_AIM OF THE EXERCISE_
Reproduce the material word for word; the images stay out.

_RECORDS TO PROCESS_

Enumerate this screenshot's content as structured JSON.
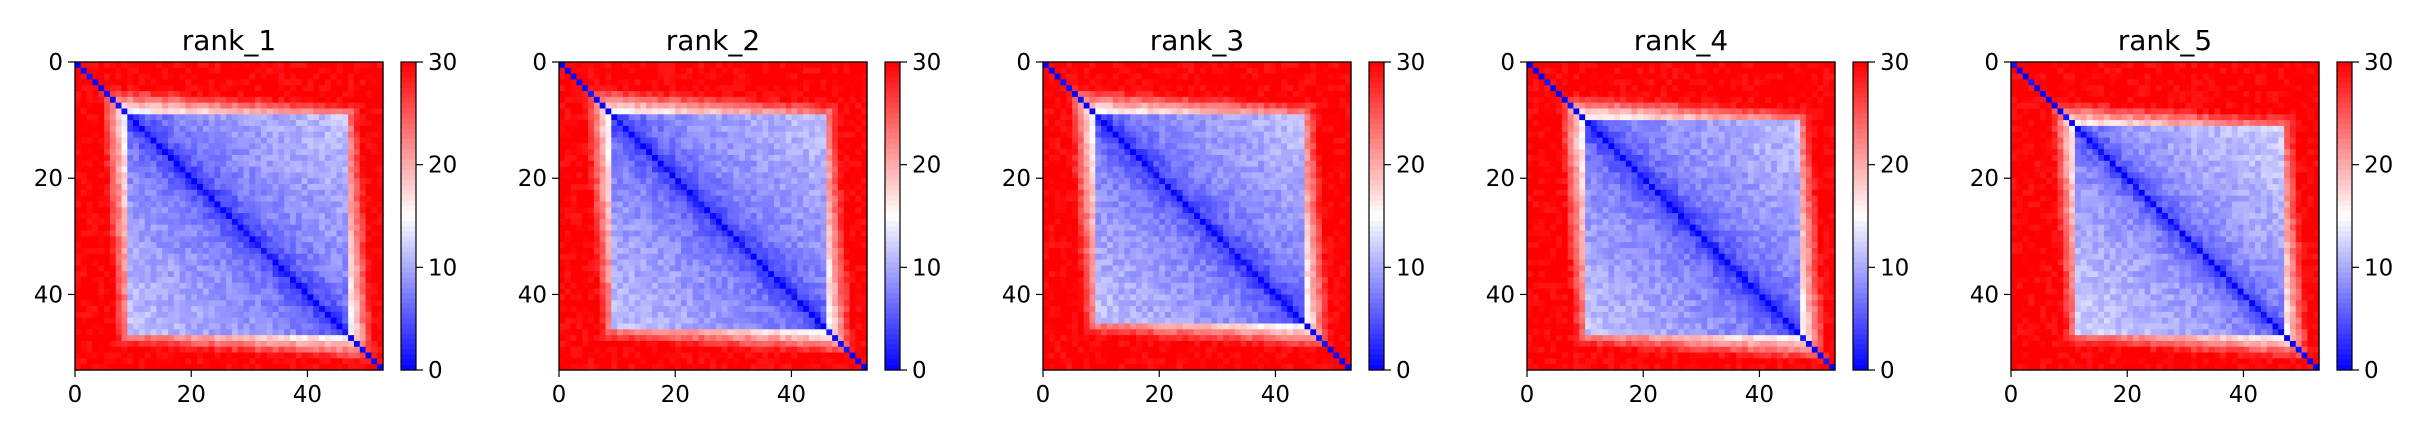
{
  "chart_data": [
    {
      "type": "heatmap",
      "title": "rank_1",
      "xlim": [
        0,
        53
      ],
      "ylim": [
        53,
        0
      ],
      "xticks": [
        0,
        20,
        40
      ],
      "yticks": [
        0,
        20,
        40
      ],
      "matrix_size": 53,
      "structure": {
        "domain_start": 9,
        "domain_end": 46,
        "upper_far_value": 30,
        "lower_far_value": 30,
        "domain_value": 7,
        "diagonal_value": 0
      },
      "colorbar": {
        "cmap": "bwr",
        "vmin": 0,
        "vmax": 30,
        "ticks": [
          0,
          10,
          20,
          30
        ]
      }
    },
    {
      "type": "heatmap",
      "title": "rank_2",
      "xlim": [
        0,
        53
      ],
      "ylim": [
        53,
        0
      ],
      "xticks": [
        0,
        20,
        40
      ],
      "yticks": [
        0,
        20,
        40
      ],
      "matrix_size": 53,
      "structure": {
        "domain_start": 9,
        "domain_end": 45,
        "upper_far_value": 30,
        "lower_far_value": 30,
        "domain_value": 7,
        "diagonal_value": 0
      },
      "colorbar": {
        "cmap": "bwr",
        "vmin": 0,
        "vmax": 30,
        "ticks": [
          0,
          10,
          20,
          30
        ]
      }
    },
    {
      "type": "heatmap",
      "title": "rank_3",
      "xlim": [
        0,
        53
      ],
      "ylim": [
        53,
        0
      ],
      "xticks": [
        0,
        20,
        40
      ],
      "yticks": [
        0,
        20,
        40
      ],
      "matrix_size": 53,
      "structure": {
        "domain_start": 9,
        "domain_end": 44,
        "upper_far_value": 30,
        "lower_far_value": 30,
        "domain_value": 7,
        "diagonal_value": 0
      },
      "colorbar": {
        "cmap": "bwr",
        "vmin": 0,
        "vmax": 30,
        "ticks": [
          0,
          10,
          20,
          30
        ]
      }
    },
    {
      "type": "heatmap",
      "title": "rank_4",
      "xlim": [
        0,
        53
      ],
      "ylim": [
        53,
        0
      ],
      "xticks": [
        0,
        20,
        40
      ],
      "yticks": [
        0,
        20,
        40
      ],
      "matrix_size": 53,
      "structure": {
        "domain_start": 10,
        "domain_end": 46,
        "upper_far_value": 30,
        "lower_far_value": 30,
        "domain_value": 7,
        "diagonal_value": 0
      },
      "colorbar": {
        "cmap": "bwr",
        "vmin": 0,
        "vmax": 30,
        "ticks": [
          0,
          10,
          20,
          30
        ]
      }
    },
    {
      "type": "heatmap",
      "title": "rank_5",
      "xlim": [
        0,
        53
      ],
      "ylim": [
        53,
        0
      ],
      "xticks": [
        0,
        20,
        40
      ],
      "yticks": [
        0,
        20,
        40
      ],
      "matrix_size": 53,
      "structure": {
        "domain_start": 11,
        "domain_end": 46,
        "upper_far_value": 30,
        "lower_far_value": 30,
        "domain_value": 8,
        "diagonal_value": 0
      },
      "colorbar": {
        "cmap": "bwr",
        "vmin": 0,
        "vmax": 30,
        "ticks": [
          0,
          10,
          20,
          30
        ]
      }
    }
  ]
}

_TASK RESPONSE_
Enumerate this screenshot's content as structured JSON.
{
  "chart_data": [
    {
      "type": "heatmap",
      "title": "rank_1",
      "xlim": [
        0,
        53
      ],
      "ylim": [
        53,
        0
      ],
      "xticks": [
        0,
        20,
        40
      ],
      "yticks": [
        0,
        20,
        40
      ],
      "matrix_size": 53,
      "structure": {
        "domain_start": 9,
        "domain_end": 46,
        "upper_far_value": 30,
        "lower_far_value": 30,
        "domain_value": 7,
        "diagonal_value": 0
      },
      "colorbar": {
        "cmap": "bwr",
        "vmin": 0,
        "vmax": 30,
        "ticks": [
          0,
          10,
          20,
          30
        ]
      }
    },
    {
      "type": "heatmap",
      "title": "rank_2",
      "xlim": [
        0,
        53
      ],
      "ylim": [
        53,
        0
      ],
      "xticks": [
        0,
        20,
        40
      ],
      "yticks": [
        0,
        20,
        40
      ],
      "matrix_size": 53,
      "structure": {
        "domain_start": 9,
        "domain_end": 45,
        "upper_far_value": 30,
        "lower_far_value": 30,
        "domain_value": 7,
        "diagonal_value": 0
      },
      "colorbar": {
        "cmap": "bwr",
        "vmin": 0,
        "vmax": 30,
        "ticks": [
          0,
          10,
          20,
          30
        ]
      }
    },
    {
      "type": "heatmap",
      "title": "rank_3",
      "xlim": [
        0,
        53
      ],
      "ylim": [
        53,
        0
      ],
      "xticks": [
        0,
        20,
        40
      ],
      "yticks": [
        0,
        20,
        40
      ],
      "matrix_size": 53,
      "structure": {
        "domain_start": 9,
        "domain_end": 44,
        "upper_far_value": 30,
        "lower_far_value": 30,
        "domain_value": 7,
        "diagonal_value": 0
      },
      "colorbar": {
        "cmap": "bwr",
        "vmin": 0,
        "vmax": 30,
        "ticks": [
          0,
          10,
          20,
          30
        ]
      }
    },
    {
      "type": "heatmap",
      "title": "rank_4",
      "xlim": [
        0,
        53
      ],
      "ylim": [
        53,
        0
      ],
      "xticks": [
        0,
        20,
        40
      ],
      "yticks": [
        0,
        20,
        40
      ],
      "matrix_size": 53,
      "structure": {
        "domain_start": 10,
        "domain_end": 46,
        "upper_far_value": 30,
        "lower_far_value": 30,
        "domain_value": 7,
        "diagonal_value": 0
      },
      "colorbar": {
        "cmap": "bwr",
        "vmin": 0,
        "vmax": 30,
        "ticks": [
          0,
          10,
          20,
          30
        ]
      }
    },
    {
      "type": "heatmap",
      "title": "rank_5",
      "xlim": [
        0,
        53
      ],
      "ylim": [
        53,
        0
      ],
      "xticks": [
        0,
        20,
        40
      ],
      "yticks": [
        0,
        20,
        40
      ],
      "matrix_size": 53,
      "structure": {
        "domain_start": 11,
        "domain_end": 46,
        "upper_far_value": 30,
        "lower_far_value": 30,
        "domain_value": 8,
        "diagonal_value": 0
      },
      "colorbar": {
        "cmap": "bwr",
        "vmin": 0,
        "vmax": 30,
        "ticks": [
          0,
          10,
          20,
          30
        ]
      }
    }
  ]
}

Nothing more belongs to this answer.